Source:
<<<<

The Abandonment of Digital Devices – North Carolina Criminal Law

The Abandonment of Digital Devices – North Carolina Criminal Law

Our cell phones and laptops normally are subject to a reasonable expectation of privacy, meaning that police cannot search them without a search warrant or an applicable exception to the warrant requirement. But when a person abandons a digital device, he or she relinquishes that expectation of privacy and police may examine the device without a warrant or an exception. This post discusses when a device has been abandoned and explores several common fact patterns.

Abandonment generally. “The law is well established that a person who voluntarily abandons property loses any reasonable expectation of privacy in the property and is consequently precluded from seeking to suppress evidence seized from the property.” United States v. Leshuk, 65 F.3d 1105 (4th Cir. 1995). See also State v. Williford, 239 N.C. App. 123 (2015) (applying the abandonment doctrine to uphold the retrieval and forensic examination of a cigarette butt). Whether property has been abandoned – as opposed to being lost or simply temporarily placed somewhere – is largely a question of the owner’s intent. However, like other Fourth Amendment determinations, a court’s inquiry into abandonment is not a subjective one. Rather, a court seeks “objective evidence of the intent of the person who is alleged to have abandoned the place or object.” United States v. Ferebee, 957 F.3d 406 (4th Cir. 2020) (cleaned up).

Common fact patterns involving digital devices. An owner may abandon a digital device just as with any other property. However, most phone owners can attest that it is common for an owner to misplace a digital device without intending to abandon it. The Fourth Circuit has noted this fact and has cautioned that “[a]bandonment should not be casually inferred” and that “the simple loss of a cell phone does not entail the loss of a reasonable expectation of privacy.” United States v. Small, 944 F.3d 490 (4th Cir. 2019). See also State v. Valles, 925 N.W.2d 404 (N.D. 2019) (a phone was not abandoned when it was found in an apartment parking lot, turned in to police, and its owner did not file a police report or attempt to retrieve it within a day of its disappearance). Nonetheless, courts have found abandonment in a number of common fact patterns as described below.

Leaving a phone at a crime scene. Criminals apparently misplace their phones as often as everyone else. Unfortunately for them, sometimes they put their phones down or drop them in the midst of a crime. After an offender leaves the scene and realizes that he or she no longer has his or her phone, he or she may be reluctant to return to attempt to recover the device. If the criminal doesn’t promptly return, has he or she abandoned the phone?

Probably so, although the exact moment of abandonment may be hard to discern. The Supreme Court of South Carolina discussed this fact pattern in State v. Brown, 815 S.E.2d 761 (S.C. 2019), and held that a burglar who left his phone in a victim’s home had abandoned it by the time police searched it without a warrant several days later:

[Presumably] Brown did not intentionally leave his cell phone at the scene of the crime, for he must have known that doing so would lead to the discovery that he was the burglar. Thus . . . the mere act of leaving the phone at the scene of the crime [wasn’t] an intentional relinquishment of his privacy. . . . However, when a person loses something of value—whether valuable because it is worth money or because it holds privacies—the person who lost it will normally begin to look for the item. . . . The record contains no evidence Brown did anything during this time to try to recover his phone [such as returning to the crime scene, calling or texting the phone, or seeking information from the service provider].

>>>>

Required tasks:
(1) In the post on abandoned digital devices, what item was retrieved and forensically examined in State v. Williford?
(2) Reproduce the part of the post on abandoned digital devices between "Common fact patterns involving" and "as described below.", inclusive.
The lines after the post on abandoned digital devices are separate material.

Raw records:
<<<<

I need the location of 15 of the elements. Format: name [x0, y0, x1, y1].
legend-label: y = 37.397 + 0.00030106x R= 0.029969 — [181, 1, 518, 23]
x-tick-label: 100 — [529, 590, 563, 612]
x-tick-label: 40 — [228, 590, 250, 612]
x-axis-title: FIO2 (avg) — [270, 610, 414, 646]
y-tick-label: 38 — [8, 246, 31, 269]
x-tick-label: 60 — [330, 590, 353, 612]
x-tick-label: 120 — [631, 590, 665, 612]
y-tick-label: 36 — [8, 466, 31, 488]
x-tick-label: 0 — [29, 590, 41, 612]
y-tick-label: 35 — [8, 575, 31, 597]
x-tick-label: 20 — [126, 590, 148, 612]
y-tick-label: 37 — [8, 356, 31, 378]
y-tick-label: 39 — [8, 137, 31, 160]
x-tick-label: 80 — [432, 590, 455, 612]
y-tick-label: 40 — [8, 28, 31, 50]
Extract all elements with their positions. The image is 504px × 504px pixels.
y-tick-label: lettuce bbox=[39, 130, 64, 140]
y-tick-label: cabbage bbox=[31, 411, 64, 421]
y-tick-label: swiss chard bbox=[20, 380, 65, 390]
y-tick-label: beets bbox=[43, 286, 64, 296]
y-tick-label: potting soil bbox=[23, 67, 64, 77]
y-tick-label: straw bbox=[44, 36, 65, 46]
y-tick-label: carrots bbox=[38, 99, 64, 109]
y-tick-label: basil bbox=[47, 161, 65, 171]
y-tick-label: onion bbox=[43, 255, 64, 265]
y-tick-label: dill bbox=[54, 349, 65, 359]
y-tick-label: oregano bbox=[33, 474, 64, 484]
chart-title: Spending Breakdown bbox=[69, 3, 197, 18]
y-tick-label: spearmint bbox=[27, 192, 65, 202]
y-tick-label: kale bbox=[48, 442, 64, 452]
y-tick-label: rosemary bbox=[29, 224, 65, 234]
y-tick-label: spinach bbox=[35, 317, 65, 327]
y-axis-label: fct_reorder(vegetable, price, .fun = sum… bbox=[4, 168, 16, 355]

>>>>

Results:
(1) A cigarette butt.

(2)
Common fact patterns involving digital devices. An owner may abandon a digital device just as with any other property. However, most phone owners can attest that it is common for an owner to misplace a digital device without intending to abandon it. The Fourth Circuit has noted this fact and has cautioned that “[a]bandonment should not be casually inferred” and that “the simple loss of a cell phone does not entail the loss of a reasonable expectation of privacy.” United States v. Small, 944 F.3d 490 (4th Cir. 2019). See also State v. Valles, 925 N.W.2d 404 (N.D. 2019) (a phone was not abandoned when it was found in an apartment parking lot, turned in to police, and its owner did not file a police report or attempt to retrieve it within a day of its disappearance). Nonetheless, courts have found abandonment in a number of common fact patterns as described below.